Data records
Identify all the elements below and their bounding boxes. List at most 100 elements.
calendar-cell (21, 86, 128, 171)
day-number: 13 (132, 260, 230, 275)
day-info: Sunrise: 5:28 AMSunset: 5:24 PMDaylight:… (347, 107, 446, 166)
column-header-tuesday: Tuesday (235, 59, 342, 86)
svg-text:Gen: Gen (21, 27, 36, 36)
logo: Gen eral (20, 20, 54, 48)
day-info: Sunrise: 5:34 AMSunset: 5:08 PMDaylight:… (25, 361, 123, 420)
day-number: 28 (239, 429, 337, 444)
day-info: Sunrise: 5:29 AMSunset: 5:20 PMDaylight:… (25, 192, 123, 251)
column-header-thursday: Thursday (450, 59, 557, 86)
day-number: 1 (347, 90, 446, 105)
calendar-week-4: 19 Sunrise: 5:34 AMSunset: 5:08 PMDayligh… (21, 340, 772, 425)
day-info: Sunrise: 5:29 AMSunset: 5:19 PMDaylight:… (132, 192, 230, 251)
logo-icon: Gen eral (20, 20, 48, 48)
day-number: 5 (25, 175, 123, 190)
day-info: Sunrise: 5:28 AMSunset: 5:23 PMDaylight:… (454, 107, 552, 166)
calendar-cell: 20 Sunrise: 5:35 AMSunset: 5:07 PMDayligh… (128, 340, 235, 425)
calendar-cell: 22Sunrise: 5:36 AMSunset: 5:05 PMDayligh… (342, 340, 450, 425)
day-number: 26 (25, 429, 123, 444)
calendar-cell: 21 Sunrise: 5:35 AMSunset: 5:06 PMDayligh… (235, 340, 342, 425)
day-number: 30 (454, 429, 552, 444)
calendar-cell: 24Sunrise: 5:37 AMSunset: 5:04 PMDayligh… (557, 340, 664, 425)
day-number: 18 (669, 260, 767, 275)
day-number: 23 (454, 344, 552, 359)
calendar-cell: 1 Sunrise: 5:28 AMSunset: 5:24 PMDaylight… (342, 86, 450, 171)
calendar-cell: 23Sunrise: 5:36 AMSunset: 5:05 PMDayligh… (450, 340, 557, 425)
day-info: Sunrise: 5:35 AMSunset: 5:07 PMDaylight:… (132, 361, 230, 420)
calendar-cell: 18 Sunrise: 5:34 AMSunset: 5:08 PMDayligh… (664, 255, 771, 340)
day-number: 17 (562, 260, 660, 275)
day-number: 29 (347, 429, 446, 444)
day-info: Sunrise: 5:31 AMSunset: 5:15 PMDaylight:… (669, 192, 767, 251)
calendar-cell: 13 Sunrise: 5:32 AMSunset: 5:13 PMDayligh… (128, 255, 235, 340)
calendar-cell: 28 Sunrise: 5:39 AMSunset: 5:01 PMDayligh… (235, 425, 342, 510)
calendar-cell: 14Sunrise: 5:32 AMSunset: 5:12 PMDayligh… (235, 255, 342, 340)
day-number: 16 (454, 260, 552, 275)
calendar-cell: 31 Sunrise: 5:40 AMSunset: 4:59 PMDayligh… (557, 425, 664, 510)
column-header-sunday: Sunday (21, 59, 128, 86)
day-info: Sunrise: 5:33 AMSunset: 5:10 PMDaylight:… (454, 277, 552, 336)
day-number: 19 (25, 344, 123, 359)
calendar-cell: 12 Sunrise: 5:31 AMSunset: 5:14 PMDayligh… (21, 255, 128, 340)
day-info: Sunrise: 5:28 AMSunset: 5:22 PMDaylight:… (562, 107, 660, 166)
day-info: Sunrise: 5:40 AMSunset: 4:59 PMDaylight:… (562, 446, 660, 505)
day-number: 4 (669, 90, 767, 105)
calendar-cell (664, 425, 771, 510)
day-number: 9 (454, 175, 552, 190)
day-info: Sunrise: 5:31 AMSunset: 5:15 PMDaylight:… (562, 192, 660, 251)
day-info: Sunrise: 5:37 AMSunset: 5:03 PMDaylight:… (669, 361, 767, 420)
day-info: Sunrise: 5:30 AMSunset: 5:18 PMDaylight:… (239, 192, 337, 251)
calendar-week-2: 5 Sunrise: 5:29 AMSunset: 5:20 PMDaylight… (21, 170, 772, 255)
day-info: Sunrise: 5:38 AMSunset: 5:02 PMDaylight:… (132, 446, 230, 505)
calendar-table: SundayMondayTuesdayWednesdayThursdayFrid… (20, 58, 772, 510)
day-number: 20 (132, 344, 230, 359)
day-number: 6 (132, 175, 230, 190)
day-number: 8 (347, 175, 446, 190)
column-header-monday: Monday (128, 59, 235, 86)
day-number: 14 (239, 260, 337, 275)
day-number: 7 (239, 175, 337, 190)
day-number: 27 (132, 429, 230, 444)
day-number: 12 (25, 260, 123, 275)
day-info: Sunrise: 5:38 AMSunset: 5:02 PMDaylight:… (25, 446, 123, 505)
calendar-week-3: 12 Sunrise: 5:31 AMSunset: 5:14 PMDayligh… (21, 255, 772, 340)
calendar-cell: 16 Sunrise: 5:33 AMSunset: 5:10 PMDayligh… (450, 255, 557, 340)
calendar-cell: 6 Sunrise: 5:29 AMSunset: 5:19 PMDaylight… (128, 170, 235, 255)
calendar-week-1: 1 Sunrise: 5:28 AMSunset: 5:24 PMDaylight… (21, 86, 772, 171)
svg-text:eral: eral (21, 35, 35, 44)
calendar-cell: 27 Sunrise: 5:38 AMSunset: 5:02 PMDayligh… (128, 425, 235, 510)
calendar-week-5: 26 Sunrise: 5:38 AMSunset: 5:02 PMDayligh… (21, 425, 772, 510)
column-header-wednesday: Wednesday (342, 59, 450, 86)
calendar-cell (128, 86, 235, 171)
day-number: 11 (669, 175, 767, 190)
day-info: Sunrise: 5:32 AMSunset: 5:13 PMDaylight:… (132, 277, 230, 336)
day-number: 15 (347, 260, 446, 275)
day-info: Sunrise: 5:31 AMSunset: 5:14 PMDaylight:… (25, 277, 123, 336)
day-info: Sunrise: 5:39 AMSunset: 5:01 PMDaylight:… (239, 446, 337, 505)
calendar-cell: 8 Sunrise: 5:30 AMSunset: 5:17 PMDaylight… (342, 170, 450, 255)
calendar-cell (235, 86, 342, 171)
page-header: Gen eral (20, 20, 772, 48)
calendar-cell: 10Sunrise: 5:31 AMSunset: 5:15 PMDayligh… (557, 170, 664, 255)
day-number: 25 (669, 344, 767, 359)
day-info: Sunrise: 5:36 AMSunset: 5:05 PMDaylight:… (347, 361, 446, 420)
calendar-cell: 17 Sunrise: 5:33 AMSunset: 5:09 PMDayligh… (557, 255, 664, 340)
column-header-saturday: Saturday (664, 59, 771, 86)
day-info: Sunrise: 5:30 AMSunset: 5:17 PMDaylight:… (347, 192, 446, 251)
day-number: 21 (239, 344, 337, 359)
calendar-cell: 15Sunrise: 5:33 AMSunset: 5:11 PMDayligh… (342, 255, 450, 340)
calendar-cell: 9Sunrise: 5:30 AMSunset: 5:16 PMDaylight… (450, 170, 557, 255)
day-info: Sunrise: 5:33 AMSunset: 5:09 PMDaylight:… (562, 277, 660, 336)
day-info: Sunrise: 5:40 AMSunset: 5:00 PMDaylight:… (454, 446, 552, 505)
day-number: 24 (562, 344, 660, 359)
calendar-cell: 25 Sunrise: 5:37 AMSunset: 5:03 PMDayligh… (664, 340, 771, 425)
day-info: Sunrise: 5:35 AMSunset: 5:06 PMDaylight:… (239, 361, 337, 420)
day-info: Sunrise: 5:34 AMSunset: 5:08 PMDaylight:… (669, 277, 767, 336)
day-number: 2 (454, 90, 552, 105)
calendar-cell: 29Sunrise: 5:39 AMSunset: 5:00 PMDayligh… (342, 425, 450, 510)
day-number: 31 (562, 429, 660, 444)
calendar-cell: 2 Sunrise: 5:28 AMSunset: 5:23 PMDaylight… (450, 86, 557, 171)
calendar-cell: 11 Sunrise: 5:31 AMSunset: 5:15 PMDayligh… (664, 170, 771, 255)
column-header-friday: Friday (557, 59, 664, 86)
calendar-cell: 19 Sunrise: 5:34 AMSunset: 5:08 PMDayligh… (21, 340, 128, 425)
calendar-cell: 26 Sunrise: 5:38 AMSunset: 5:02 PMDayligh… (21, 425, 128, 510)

● WHAT YOU NEED TO DO
Transcribe the entries from the first line through the line holding "day-number: 30 (454, 429, 552, 444)", inclusive.

● EXERCISE RESULT
Identify all the elements below and their bounding boxes. List at most 100 elements.
calendar-cell (21, 86, 128, 171)
day-number: 13 (132, 260, 230, 275)
day-info: Sunrise: 5:28 AMSunset: 5:24 PMDaylight:… (347, 107, 446, 166)
column-header-tuesday: Tuesday (235, 59, 342, 86)
svg-text:Gen: Gen (21, 27, 36, 36)
logo: Gen eral (20, 20, 54, 48)
day-info: Sunrise: 5:34 AMSunset: 5:08 PMDaylight:… (25, 361, 123, 420)
day-number: 28 (239, 429, 337, 444)
day-info: Sunrise: 5:29 AMSunset: 5:20 PMDaylight:… (25, 192, 123, 251)
column-header-thursday: Thursday (450, 59, 557, 86)
day-number: 1 (347, 90, 446, 105)
calendar-week-4: 19 Sunrise: 5:34 AMSunset: 5:08 PMDayligh… (21, 340, 772, 425)
day-info: Sunrise: 5:29 AMSunset: 5:19 PMDaylight:… (132, 192, 230, 251)
logo-icon: Gen eral (20, 20, 48, 48)
day-number: 5 (25, 175, 123, 190)
day-info: Sunrise: 5:28 AMSunset: 5:23 PMDaylight:… (454, 107, 552, 166)
calendar-cell: 20 Sunrise: 5:35 AMSunset: 5:07 PMDayligh… (128, 340, 235, 425)
calendar-cell: 22Sunrise: 5:36 AMSunset: 5:05 PMDayligh… (342, 340, 450, 425)
day-number: 26 (25, 429, 123, 444)
calendar-cell: 21 Sunrise: 5:35 AMSunset: 5:06 PMDayligh… (235, 340, 342, 425)
day-number: 30 (454, 429, 552, 444)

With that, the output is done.